#### [WHAT THE TASK REQUIRES]
Leaving the pictures aside, transcribe every line below exactly.

Entries from a dataset
--- start ---
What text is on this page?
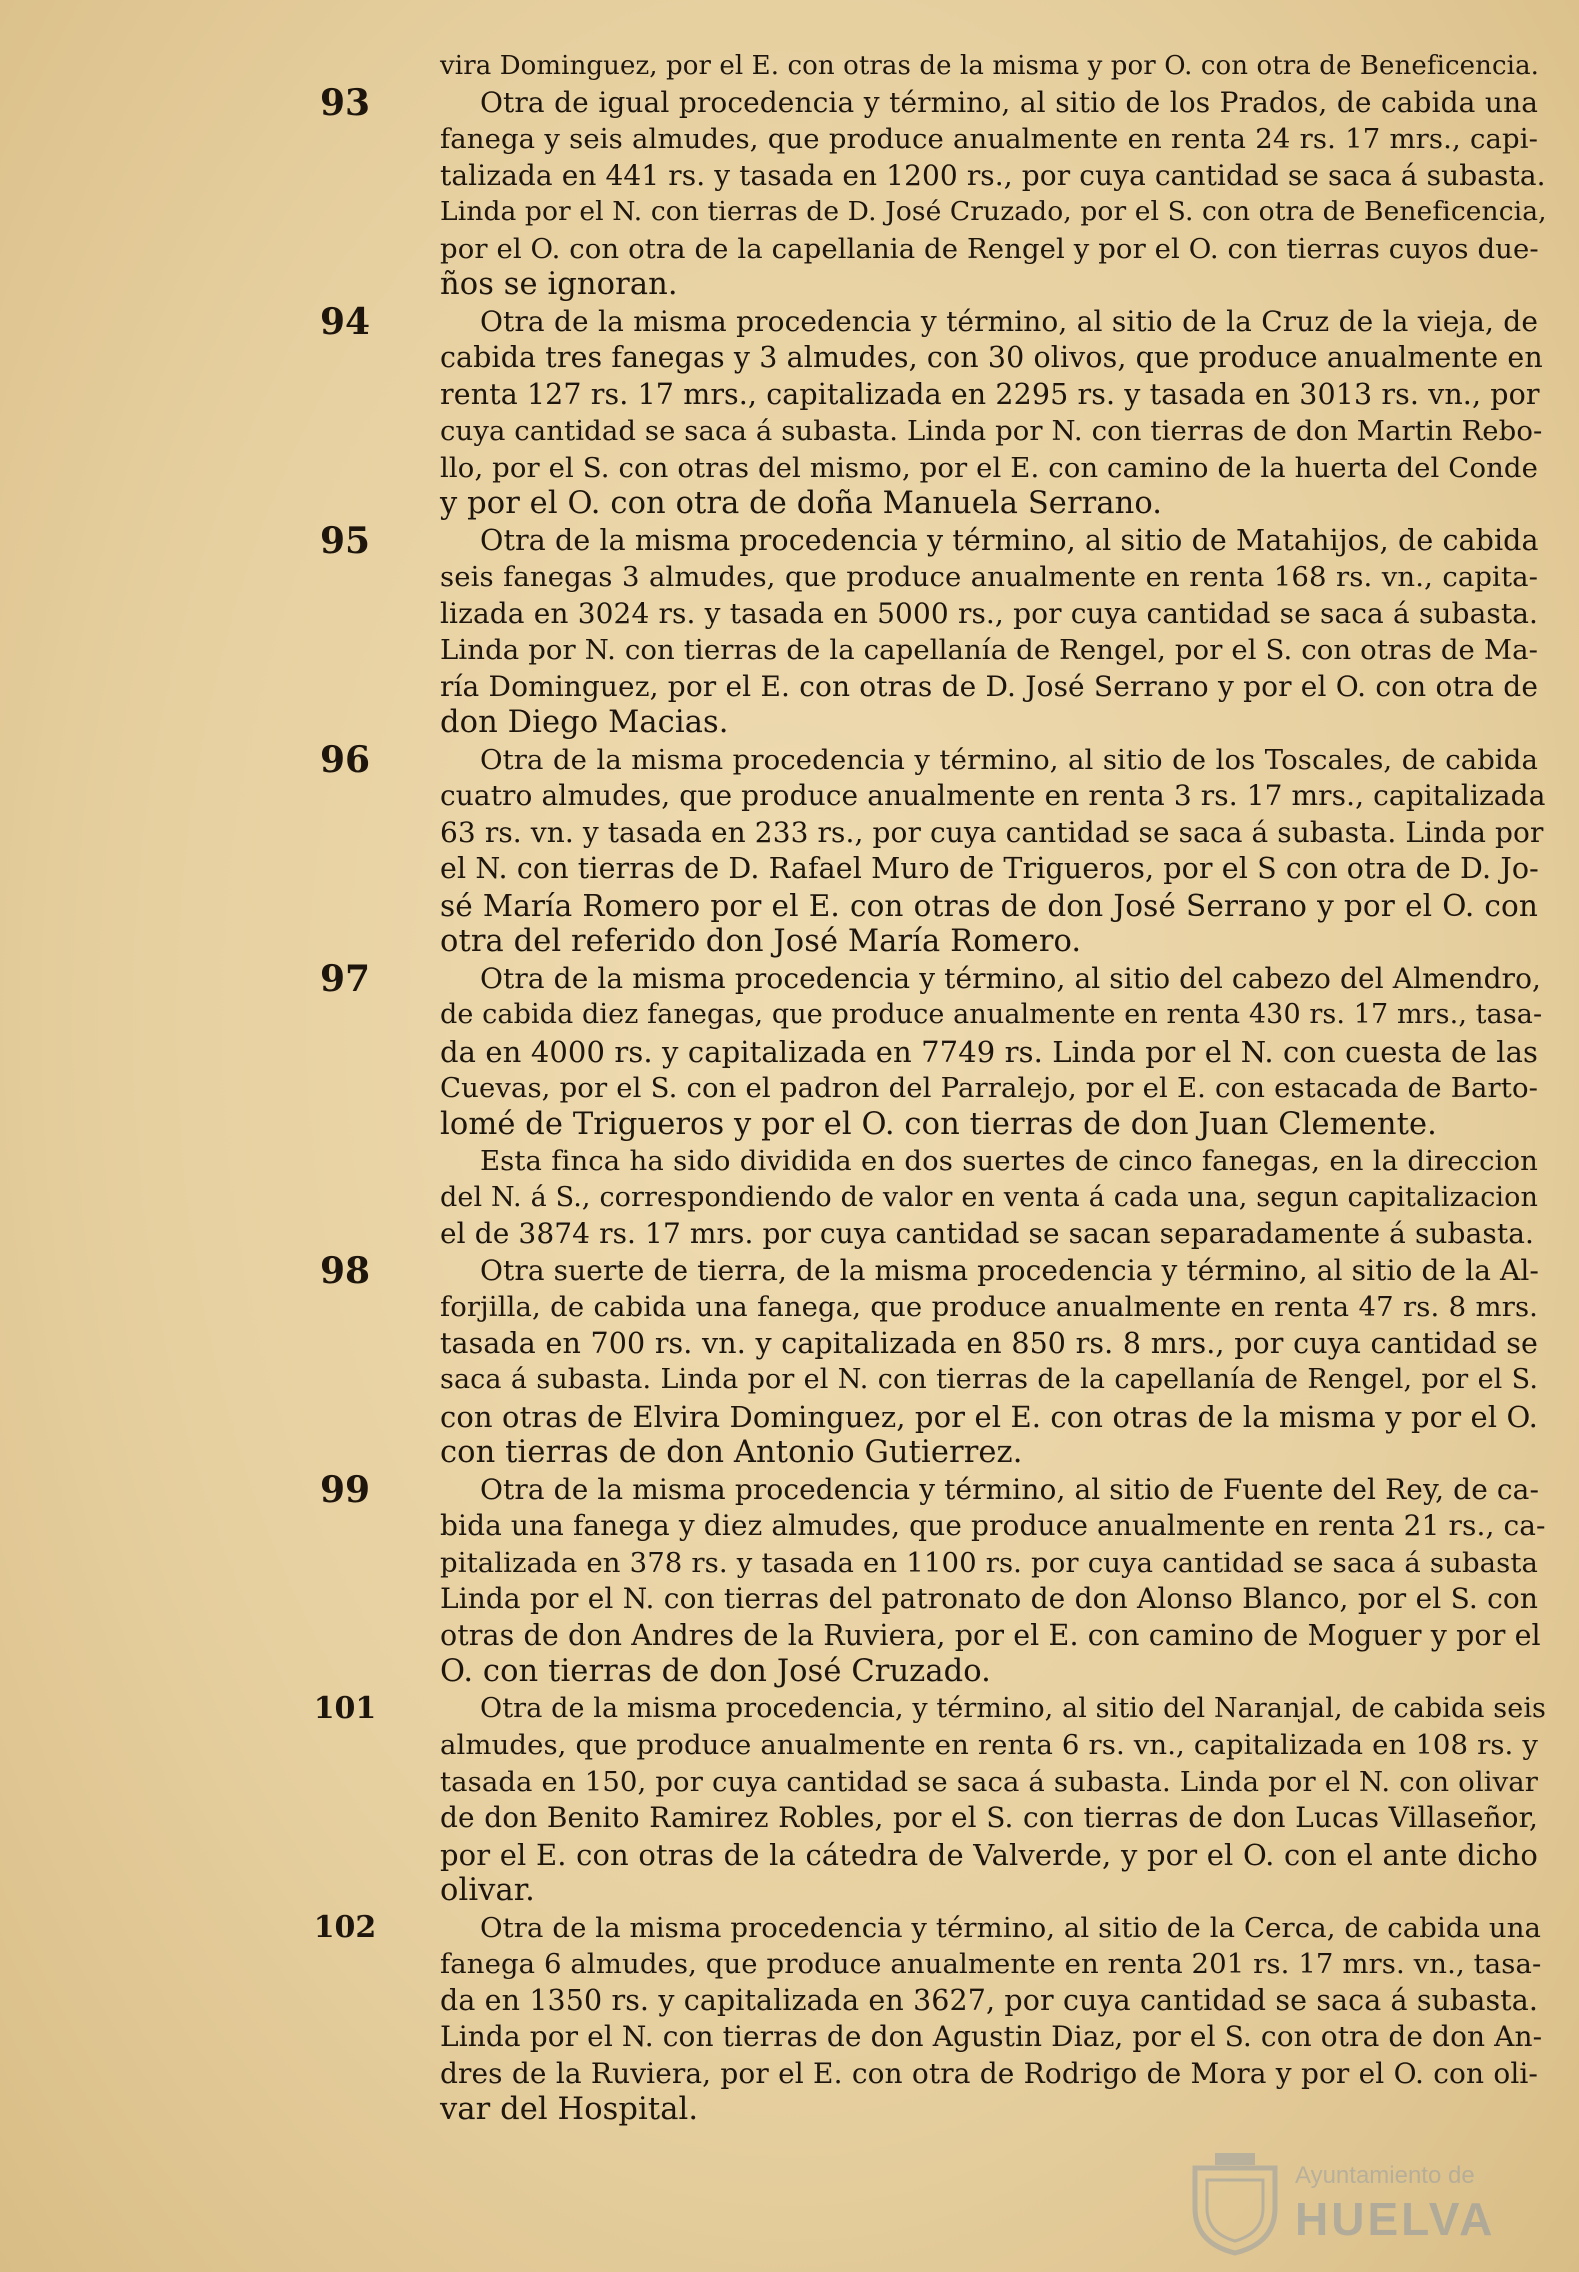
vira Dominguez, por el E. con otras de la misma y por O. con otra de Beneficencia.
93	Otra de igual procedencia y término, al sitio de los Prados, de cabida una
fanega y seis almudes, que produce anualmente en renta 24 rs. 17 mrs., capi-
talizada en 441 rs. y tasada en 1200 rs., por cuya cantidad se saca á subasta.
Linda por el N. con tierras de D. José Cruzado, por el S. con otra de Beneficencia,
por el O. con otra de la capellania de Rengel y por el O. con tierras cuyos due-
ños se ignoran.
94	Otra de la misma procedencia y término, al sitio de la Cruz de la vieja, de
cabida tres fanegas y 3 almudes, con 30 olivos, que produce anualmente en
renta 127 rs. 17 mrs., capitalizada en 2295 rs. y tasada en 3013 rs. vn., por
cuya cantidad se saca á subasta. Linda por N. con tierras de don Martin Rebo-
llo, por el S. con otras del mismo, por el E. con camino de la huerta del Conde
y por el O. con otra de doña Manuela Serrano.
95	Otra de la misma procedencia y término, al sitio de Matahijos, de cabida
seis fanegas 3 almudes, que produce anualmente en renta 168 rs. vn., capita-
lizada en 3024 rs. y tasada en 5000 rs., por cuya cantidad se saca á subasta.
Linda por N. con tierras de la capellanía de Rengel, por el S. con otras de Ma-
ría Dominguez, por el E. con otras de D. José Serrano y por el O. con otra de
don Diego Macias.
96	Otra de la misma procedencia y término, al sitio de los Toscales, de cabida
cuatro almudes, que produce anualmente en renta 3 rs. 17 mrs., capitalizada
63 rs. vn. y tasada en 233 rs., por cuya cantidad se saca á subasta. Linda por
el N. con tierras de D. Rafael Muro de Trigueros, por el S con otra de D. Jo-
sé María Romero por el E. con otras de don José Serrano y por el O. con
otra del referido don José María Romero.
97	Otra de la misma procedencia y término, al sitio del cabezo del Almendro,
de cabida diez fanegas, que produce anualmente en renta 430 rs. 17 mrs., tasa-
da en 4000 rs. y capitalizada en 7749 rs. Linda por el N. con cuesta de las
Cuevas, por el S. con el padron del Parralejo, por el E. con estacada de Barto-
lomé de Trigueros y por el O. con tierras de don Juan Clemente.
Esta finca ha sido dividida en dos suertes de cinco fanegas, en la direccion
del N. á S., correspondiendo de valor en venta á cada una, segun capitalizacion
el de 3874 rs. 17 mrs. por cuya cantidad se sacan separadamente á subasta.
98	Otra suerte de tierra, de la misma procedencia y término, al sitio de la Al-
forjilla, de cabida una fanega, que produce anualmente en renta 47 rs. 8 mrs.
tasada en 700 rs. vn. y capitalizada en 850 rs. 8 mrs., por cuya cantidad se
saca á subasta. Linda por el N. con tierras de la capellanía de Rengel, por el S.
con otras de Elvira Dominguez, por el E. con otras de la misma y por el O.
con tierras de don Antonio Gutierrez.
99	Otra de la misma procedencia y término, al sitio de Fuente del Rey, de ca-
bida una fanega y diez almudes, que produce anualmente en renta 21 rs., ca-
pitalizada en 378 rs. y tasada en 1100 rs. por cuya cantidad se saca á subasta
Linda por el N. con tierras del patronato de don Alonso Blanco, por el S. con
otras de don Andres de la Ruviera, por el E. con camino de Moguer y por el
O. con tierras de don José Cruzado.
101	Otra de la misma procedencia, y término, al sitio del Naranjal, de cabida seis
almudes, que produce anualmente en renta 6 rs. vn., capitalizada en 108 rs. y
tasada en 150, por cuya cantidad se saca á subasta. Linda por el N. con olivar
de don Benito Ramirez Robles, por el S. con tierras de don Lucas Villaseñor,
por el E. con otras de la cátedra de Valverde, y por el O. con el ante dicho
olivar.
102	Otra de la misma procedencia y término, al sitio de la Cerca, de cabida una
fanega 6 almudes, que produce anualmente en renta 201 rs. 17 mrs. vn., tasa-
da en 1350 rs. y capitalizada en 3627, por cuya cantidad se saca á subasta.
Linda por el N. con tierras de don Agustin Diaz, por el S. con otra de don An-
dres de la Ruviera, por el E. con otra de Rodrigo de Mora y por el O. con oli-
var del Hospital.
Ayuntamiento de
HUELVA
--- end ---
#### [WORKED SOLUTION]
What text is on this page?
vira Dominguez, por el E. con otras de la misma y por O. con otra de Beneficencia.
93	Otra de igual procedencia y término, al sitio de los Prados, de cabida una
fanega y seis almudes, que produce anualmente en renta 24 rs. 17 mrs., capi-
talizada en 441 rs. y tasada en 1200 rs., por cuya cantidad se saca á subasta.
Linda por el N. con tierras de D. José Cruzado, por el S. con otra de Beneficencia,
por el O. con otra de la capellania de Rengel y por el O. con tierras cuyos due-
ños se ignoran.
94	Otra de la misma procedencia y término, al sitio de la Cruz de la vieja, de
cabida tres fanegas y 3 almudes, con 30 olivos, que produce anualmente en
renta 127 rs. 17 mrs., capitalizada en 2295 rs. y tasada en 3013 rs. vn., por
cuya cantidad se saca á subasta. Linda por N. con tierras de don Martin Rebo-
llo, por el S. con otras del mismo, por el E. con camino de la huerta del Conde
y por el O. con otra de doña Manuela Serrano.
95	Otra de la misma procedencia y término, al sitio de Matahijos, de cabida
seis fanegas 3 almudes, que produce anualmente en renta 168 rs. vn., capita-
lizada en 3024 rs. y tasada en 5000 rs., por cuya cantidad se saca á subasta.
Linda por N. con tierras de la capellanía de Rengel, por el S. con otras de Ma-
ría Dominguez, por el E. con otras de D. José Serrano y por el O. con otra de
don Diego Macias.
96	Otra de la misma procedencia y término, al sitio de los Toscales, de cabida
cuatro almudes, que produce anualmente en renta 3 rs. 17 mrs., capitalizada
63 rs. vn. y tasada en 233 rs., por cuya cantidad se saca á subasta. Linda por
el N. con tierras de D. Rafael Muro de Trigueros, por el S con otra de D. Jo-
sé María Romero por el E. con otras de don José Serrano y por el O. con
otra del referido don José María Romero.
97	Otra de la misma procedencia y término, al sitio del cabezo del Almendro,
de cabida diez fanegas, que produce anualmente en renta 430 rs. 17 mrs., tasa-
da en 4000 rs. y capitalizada en 7749 rs. Linda por el N. con cuesta de las
Cuevas, por el S. con el padron del Parralejo, por el E. con estacada de Barto-
lomé de Trigueros y por el O. con tierras de don Juan Clemente.
Esta finca ha sido dividida en dos suertes de cinco fanegas, en la direccion
del N. á S., correspondiendo de valor en venta á cada una, segun capitalizacion
el de 3874 rs. 17 mrs. por cuya cantidad se sacan separadamente á subasta.
98	Otra suerte de tierra, de la misma procedencia y término, al sitio de la Al-
forjilla, de cabida una fanega, que produce anualmente en renta 47 rs. 8 mrs.
tasada en 700 rs. vn. y capitalizada en 850 rs. 8 mrs., por cuya cantidad se
saca á subasta. Linda por el N. con tierras de la capellanía de Rengel, por el S.
con otras de Elvira Dominguez, por el E. con otras de la misma y por el O.
con tierras de don Antonio Gutierrez.
99	Otra de la misma procedencia y término, al sitio de Fuente del Rey, de ca-
bida una fanega y diez almudes, que produce anualmente en renta 21 rs., ca-
pitalizada en 378 rs. y tasada en 1100 rs. por cuya cantidad se saca á subasta
Linda por el N. con tierras del patronato de don Alonso Blanco, por el S. con
otras de don Andres de la Ruviera, por el E. con camino de Moguer y por el
O. con tierras de don José Cruzado.
101	Otra de la misma procedencia, y término, al sitio del Naranjal, de cabida seis
almudes, que produce anualmente en renta 6 rs. vn., capitalizada en 108 rs. y
tasada en 150, por cuya cantidad se saca á subasta. Linda por el N. con olivar
de don Benito Ramirez Robles, por el S. con tierras de don Lucas Villaseñor,
por el E. con otras de la cátedra de Valverde, y por el O. con el ante dicho
olivar.
102	Otra de la misma procedencia y término, al sitio de la Cerca, de cabida una
fanega 6 almudes, que produce anualmente en renta 201 rs. 17 mrs. vn., tasa-
da en 1350 rs. y capitalizada en 3627, por cuya cantidad se saca á subasta.
Linda por el N. con tierras de don Agustin Diaz, por el S. con otra de don An-
dres de la Ruviera, por el E. con otra de Rodrigo de Mora y por el O. con oli-
var del Hospital.
Ayuntamiento de
HUELVA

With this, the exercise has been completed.